--- Start EXCERPTED DATA ---

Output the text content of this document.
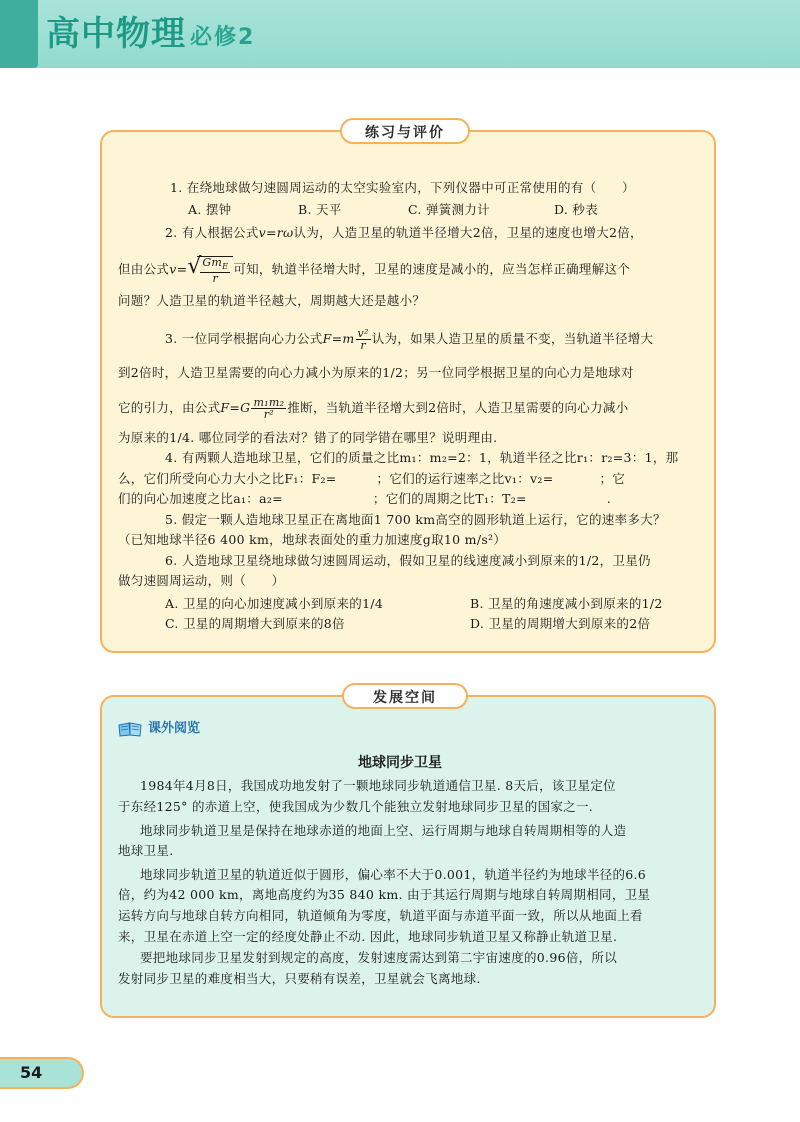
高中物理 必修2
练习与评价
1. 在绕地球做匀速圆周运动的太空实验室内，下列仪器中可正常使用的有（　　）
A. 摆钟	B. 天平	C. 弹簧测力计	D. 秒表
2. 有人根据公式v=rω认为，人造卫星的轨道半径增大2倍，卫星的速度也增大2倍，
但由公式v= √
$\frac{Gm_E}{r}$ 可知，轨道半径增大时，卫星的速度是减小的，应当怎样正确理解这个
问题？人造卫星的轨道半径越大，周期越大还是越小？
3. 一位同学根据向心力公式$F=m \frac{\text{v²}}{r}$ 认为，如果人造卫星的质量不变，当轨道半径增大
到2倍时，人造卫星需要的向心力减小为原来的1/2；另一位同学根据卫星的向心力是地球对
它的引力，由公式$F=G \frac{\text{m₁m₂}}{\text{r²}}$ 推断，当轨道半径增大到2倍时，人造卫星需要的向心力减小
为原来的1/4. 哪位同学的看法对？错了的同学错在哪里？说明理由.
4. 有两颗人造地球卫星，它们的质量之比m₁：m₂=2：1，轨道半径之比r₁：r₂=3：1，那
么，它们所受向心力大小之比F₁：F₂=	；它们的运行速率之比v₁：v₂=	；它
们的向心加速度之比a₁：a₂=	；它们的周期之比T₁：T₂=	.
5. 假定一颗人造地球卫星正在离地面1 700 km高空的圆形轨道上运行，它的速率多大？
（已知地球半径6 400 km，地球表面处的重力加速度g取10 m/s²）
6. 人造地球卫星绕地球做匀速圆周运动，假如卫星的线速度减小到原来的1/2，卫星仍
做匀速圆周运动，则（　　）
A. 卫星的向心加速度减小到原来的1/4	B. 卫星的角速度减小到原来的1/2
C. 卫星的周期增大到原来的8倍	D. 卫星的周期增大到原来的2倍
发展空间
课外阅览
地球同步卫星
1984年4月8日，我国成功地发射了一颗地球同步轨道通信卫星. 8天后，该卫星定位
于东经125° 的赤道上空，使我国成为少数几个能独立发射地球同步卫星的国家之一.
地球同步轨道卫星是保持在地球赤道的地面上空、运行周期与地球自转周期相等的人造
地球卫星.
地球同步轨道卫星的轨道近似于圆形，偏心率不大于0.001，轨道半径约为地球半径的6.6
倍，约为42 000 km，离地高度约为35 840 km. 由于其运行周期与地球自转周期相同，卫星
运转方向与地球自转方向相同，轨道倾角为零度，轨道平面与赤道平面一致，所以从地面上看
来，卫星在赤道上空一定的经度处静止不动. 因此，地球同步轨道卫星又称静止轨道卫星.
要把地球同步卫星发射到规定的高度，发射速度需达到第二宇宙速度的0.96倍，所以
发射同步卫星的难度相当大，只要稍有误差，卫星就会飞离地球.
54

--- End EXCERPTED DATA ---
--- Start EXCERPTED DATA ---

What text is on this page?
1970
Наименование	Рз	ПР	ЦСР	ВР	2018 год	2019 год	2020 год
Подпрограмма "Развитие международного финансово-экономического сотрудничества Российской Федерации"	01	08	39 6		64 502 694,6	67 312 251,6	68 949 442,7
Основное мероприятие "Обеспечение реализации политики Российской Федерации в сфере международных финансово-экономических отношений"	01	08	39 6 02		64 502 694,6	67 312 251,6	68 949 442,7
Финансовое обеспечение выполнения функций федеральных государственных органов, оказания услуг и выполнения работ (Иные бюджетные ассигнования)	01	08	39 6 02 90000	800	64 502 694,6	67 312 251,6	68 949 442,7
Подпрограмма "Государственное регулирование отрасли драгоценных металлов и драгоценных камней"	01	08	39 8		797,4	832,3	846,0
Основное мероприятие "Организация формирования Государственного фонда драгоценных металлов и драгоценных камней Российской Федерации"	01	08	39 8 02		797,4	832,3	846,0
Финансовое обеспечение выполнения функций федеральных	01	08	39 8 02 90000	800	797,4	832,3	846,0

--- End EXCERPTED DATA ---
--- Start EXCERPTED DATA ---

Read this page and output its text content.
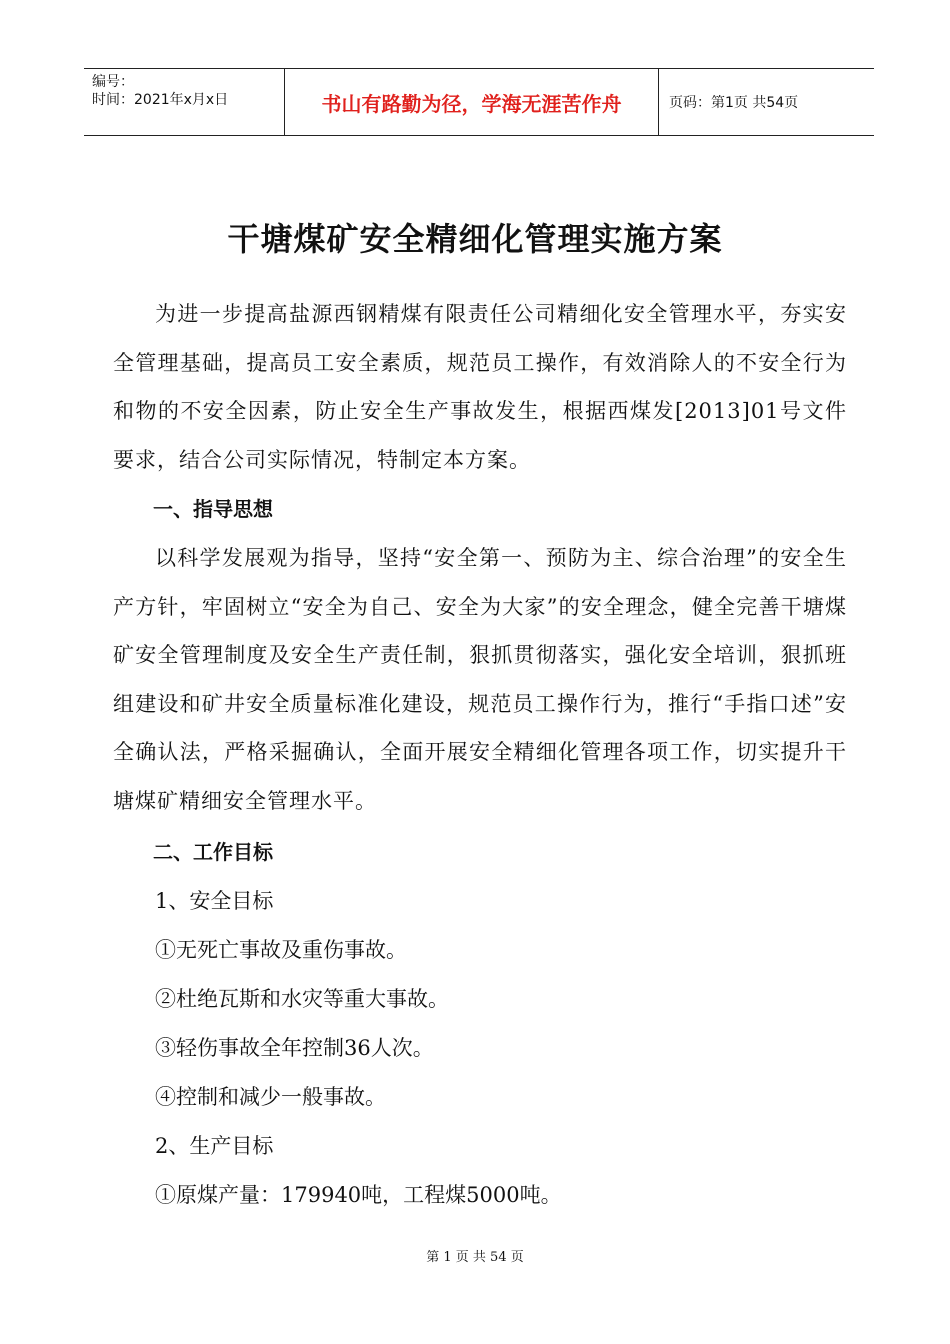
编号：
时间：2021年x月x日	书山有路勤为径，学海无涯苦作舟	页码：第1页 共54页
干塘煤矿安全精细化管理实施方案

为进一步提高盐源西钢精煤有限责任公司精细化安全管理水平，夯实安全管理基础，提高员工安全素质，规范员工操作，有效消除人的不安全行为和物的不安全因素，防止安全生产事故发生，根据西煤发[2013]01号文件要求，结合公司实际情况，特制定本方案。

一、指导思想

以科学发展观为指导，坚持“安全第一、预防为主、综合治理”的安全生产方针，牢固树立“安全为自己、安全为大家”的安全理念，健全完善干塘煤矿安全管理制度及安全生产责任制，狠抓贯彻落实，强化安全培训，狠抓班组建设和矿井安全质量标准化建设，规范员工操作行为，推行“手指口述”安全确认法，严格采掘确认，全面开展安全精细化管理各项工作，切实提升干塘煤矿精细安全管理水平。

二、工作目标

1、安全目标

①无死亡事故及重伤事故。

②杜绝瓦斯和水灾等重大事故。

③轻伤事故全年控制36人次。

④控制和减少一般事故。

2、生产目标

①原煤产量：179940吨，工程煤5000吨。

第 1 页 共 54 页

--- End EXCERPTED DATA ---

Report each line of the material above where the word "Подпрограмма" appears.

EXERCISE RESULT:
Подпрограмма "Развитие международного финансово-экономического сотрудничества Российской Федерации"	01	08	39 6		64 502 694,6	67 312 251,6	68 949 442,7
Подпрограмма "Государственное регулирование отрасли драгоценных металлов и драгоценных камней"	01	08	39 8		797,4	832,3	846,0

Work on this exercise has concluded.